-- start Exercise data --

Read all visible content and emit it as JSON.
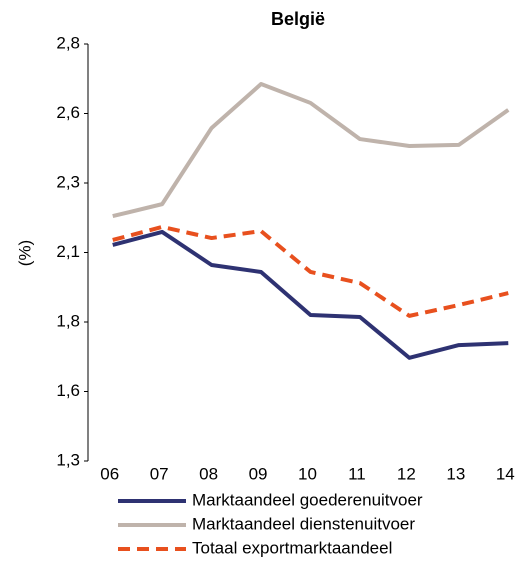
{
  "chart_data": {
    "type": "line",
    "title": "België",
    "y_label": "(%)",
    "categories": [
      "06",
      "07",
      "08",
      "09",
      "10",
      "11",
      "12",
      "13",
      "14"
    ],
    "series": [
      {
        "name": "Marktaandeel goederenuitvoer",
        "color": "#2e3272",
        "dash": false,
        "values": [
          2.077,
          2.124,
          2.005,
          1.98,
          1.825,
          1.818,
          1.671,
          1.717,
          1.724
        ]
      },
      {
        "name": "Marktaandeel dienstenuitvoer",
        "color": "#bfb3ab",
        "dash": false,
        "values": [
          2.181,
          2.224,
          2.498,
          2.656,
          2.588,
          2.458,
          2.433,
          2.437,
          2.563
        ]
      },
      {
        "name": "Totaal exportmarktaandeel",
        "color": "#e8501e",
        "dash": true,
        "values": [
          2.095,
          2.142,
          2.102,
          2.127,
          1.98,
          1.94,
          1.822,
          1.861,
          1.904
        ]
      }
    ],
    "ylim": [
      1.3,
      2.8
    ],
    "yticks": [
      {
        "value": 1.3,
        "label": "1,3"
      },
      {
        "value": 1.55,
        "label": "1,6"
      },
      {
        "value": 1.8,
        "label": "1,8"
      },
      {
        "value": 2.05,
        "label": "2,1"
      },
      {
        "value": 2.3,
        "label": "2,3"
      },
      {
        "value": 2.55,
        "label": "2,6"
      },
      {
        "value": 2.8,
        "label": "2,8"
      }
    ],
    "grid": false
  }
}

-- end Exercise data --

* **Task objective**:
Omit the pictures and give the material again, exactly and in full.

* **Response to the exercise**:
Read all visible content and emit it as JSON.
{
  "chart_data": {
    "type": "line",
    "title": "België",
    "y_label": "(%)",
    "categories": [
      "06",
      "07",
      "08",
      "09",
      "10",
      "11",
      "12",
      "13",
      "14"
    ],
    "series": [
      {
        "name": "Marktaandeel goederenuitvoer",
        "color": "#2e3272",
        "dash": false,
        "values": [
          2.077,
          2.124,
          2.005,
          1.98,
          1.825,
          1.818,
          1.671,
          1.717,
          1.724
        ]
      },
      {
        "name": "Marktaandeel dienstenuitvoer",
        "color": "#bfb3ab",
        "dash": false,
        "values": [
          2.181,
          2.224,
          2.498,
          2.656,
          2.588,
          2.458,
          2.433,
          2.437,
          2.563
        ]
      },
      {
        "name": "Totaal exportmarktaandeel",
        "color": "#e8501e",
        "dash": true,
        "values": [
          2.095,
          2.142,
          2.102,
          2.127,
          1.98,
          1.94,
          1.822,
          1.861,
          1.904
        ]
      }
    ],
    "ylim": [
      1.3,
      2.8
    ],
    "yticks": [
      {
        "value": 1.3,
        "label": "1,3"
      },
      {
        "value": 1.55,
        "label": "1,6"
      },
      {
        "value": 1.8,
        "label": "1,8"
      },
      {
        "value": 2.05,
        "label": "2,1"
      },
      {
        "value": 2.3,
        "label": "2,3"
      },
      {
        "value": 2.55,
        "label": "2,6"
      },
      {
        "value": 2.8,
        "label": "2,8"
      }
    ],
    "grid": false
  }
}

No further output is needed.